• **GIVEN REQUEST**: Output exactly the lines that run from the line with "What does this" to the end of the material, both ends included, and no other lines.

(Stored records)
# # # #

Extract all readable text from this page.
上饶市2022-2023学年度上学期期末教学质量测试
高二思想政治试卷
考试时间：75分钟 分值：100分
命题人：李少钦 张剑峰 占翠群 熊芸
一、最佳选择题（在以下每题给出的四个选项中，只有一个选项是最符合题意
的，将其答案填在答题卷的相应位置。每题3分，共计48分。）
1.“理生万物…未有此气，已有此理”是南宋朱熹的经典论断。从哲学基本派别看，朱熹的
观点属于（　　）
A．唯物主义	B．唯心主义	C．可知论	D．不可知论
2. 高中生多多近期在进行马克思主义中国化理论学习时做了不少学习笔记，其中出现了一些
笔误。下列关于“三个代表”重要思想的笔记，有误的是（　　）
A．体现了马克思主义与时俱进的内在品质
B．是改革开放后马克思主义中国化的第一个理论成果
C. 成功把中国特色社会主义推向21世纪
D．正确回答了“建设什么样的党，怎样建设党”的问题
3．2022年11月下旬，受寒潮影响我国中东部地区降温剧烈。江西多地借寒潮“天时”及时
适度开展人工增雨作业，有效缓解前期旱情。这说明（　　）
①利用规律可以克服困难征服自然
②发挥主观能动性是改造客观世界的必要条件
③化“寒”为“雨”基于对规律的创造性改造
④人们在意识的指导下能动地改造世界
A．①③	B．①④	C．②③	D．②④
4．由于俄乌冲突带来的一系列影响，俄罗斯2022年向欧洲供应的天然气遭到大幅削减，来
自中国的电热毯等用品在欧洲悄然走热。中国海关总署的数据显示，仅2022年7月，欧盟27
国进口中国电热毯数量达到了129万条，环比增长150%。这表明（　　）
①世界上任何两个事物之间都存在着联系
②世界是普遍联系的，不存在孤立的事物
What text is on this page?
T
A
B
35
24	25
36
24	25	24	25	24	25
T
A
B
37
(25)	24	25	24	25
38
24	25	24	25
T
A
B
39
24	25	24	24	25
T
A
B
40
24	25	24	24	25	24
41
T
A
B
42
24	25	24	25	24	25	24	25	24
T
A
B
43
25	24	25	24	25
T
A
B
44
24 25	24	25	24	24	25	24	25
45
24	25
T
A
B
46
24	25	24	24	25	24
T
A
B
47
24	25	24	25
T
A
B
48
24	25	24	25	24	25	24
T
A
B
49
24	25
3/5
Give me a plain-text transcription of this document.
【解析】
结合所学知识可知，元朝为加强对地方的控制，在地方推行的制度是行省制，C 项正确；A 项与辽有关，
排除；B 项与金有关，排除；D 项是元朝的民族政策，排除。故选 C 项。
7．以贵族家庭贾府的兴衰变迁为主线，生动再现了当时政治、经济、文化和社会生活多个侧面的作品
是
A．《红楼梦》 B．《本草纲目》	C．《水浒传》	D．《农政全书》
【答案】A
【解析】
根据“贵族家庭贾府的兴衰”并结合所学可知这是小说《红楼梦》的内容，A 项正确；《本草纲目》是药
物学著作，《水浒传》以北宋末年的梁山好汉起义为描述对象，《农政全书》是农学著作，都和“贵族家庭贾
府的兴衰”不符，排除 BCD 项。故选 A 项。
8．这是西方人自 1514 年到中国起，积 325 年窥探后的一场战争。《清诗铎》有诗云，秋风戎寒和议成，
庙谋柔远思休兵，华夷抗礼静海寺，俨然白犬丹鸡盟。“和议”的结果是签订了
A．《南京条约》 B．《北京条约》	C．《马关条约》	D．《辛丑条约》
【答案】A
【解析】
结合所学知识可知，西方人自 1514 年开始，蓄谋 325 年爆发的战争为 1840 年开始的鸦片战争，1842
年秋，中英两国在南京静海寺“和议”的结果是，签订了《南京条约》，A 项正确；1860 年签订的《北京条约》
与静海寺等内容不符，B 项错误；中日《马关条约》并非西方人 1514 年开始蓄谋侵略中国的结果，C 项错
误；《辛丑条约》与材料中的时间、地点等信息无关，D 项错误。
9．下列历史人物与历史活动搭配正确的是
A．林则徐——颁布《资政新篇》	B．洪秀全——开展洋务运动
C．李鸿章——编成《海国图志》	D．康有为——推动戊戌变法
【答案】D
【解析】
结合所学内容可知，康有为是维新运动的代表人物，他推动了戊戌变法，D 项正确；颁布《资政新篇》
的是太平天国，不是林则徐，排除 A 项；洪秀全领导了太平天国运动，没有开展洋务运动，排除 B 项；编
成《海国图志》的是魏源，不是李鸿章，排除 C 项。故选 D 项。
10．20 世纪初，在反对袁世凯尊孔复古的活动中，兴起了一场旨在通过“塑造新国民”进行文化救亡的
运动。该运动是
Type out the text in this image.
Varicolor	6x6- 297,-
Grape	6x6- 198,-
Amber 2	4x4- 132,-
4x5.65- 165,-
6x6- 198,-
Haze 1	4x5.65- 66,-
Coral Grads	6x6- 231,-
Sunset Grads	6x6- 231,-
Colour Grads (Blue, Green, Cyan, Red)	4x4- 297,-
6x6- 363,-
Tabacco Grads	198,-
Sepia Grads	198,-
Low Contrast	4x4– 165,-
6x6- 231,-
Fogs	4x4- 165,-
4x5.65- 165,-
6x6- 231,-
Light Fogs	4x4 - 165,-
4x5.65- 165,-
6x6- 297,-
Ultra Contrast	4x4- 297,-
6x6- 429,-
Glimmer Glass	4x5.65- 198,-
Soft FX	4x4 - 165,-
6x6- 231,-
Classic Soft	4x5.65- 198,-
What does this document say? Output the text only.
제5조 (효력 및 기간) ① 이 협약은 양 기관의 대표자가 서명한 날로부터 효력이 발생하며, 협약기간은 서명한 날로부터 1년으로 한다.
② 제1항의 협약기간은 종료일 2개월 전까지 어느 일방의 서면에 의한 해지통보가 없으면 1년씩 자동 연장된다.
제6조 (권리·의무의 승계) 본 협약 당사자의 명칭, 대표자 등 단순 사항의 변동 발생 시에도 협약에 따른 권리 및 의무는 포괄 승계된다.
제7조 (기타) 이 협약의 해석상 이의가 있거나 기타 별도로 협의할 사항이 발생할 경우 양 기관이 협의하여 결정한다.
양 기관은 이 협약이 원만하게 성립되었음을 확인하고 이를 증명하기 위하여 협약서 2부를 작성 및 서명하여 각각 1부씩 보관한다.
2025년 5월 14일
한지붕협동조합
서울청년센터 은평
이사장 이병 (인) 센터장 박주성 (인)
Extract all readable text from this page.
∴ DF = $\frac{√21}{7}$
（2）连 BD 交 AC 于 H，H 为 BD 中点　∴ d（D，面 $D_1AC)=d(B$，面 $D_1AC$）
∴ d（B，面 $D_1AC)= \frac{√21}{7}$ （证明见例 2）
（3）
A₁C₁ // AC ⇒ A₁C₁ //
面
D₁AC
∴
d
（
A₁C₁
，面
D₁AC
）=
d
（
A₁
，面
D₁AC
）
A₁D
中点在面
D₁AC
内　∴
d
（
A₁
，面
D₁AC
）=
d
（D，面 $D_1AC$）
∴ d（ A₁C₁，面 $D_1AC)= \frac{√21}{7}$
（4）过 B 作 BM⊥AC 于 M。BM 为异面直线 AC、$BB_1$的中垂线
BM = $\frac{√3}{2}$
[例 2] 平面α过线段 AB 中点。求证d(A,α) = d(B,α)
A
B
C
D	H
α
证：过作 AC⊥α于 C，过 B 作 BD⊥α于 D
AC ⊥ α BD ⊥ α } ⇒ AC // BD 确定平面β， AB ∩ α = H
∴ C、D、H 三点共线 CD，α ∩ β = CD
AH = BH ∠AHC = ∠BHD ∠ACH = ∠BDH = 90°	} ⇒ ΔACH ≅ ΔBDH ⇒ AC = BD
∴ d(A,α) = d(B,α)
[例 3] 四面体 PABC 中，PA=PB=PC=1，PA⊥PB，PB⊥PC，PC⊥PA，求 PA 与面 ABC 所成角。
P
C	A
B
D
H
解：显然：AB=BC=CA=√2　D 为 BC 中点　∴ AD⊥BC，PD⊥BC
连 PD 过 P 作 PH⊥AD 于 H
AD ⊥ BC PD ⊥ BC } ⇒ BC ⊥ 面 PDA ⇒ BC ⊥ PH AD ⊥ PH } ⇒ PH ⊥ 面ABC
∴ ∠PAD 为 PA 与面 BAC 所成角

# # # #

• **RESPONSE FOR THIS EXERCISE**:
What does this document say? Output the text only.
제5조 (효력 및 기간) ① 이 협약은 양 기관의 대표자가 서명한 날로부터 효력이 발생하며, 협약기간은 서명한 날로부터 1년으로 한다.
② 제1항의 협약기간은 종료일 2개월 전까지 어느 일방의 서면에 의한 해지통보가 없으면 1년씩 자동 연장된다.
제6조 (권리·의무의 승계) 본 협약 당사자의 명칭, 대표자 등 단순 사항의 변동 발생 시에도 협약에 따른 권리 및 의무는 포괄 승계된다.
제7조 (기타) 이 협약의 해석상 이의가 있거나 기타 별도로 협의할 사항이 발생할 경우 양 기관이 협의하여 결정한다.
양 기관은 이 협약이 원만하게 성립되었음을 확인하고 이를 증명하기 위하여 협약서 2부를 작성 및 서명하여 각각 1부씩 보관한다.
2025년 5월 14일
한지붕협동조합
서울청년센터 은평
이사장 이병 (인) 센터장 박주성 (인)
Extract all readable text from this page.
∴ DF = $\frac{√21}{7}$
（2）连 BD 交 AC 于 H，H 为 BD 中点　∴ d（D，面 $D_1AC)=d(B$，面 $D_1AC$）
∴ d（B，面 $D_1AC)= \frac{√21}{7}$ （证明见例 2）
（3）
A₁C₁ // AC ⇒ A₁C₁ //
面
D₁AC
∴
d
（
A₁C₁
，面
D₁AC
）=
d
（
A₁
，面
D₁AC
）
A₁D
中点在面
D₁AC
内　∴
d
（
A₁
，面
D₁AC
）=
d
（D，面 $D_1AC$）
∴ d（ A₁C₁，面 $D_1AC)= \frac{√21}{7}$
（4）过 B 作 BM⊥AC 于 M。BM 为异面直线 AC、$BB_1$的中垂线
BM = $\frac{√3}{2}$
[例 2] 平面α过线段 AB 中点。求证d(A,α) = d(B,α)
A
B
C
D	H
α
证：过作 AC⊥α于 C，过 B 作 BD⊥α于 D
AC ⊥ α BD ⊥ α } ⇒ AC // BD 确定平面β， AB ∩ α = H
∴ C、D、H 三点共线 CD，α ∩ β = CD
AH = BH ∠AHC = ∠BHD ∠ACH = ∠BDH = 90°	} ⇒ ΔACH ≅ ΔBDH ⇒ AC = BD
∴ d(A,α) = d(B,α)
[例 3] 四面体 PABC 中，PA=PB=PC=1，PA⊥PB，PB⊥PC，PC⊥PA，求 PA 与面 ABC 所成角。
P
C	A
B
D
H
解：显然：AB=BC=CA=√2　D 为 BC 中点　∴ AD⊥BC，PD⊥BC
连 PD 过 P 作 PH⊥AD 于 H
AD ⊥ BC PD ⊥ BC } ⇒ BC ⊥ 面 PDA ⇒ BC ⊥ PH AD ⊥ PH } ⇒ PH ⊥ 面ABC
∴ ∠PAD 为 PA 与面 BAC 所成角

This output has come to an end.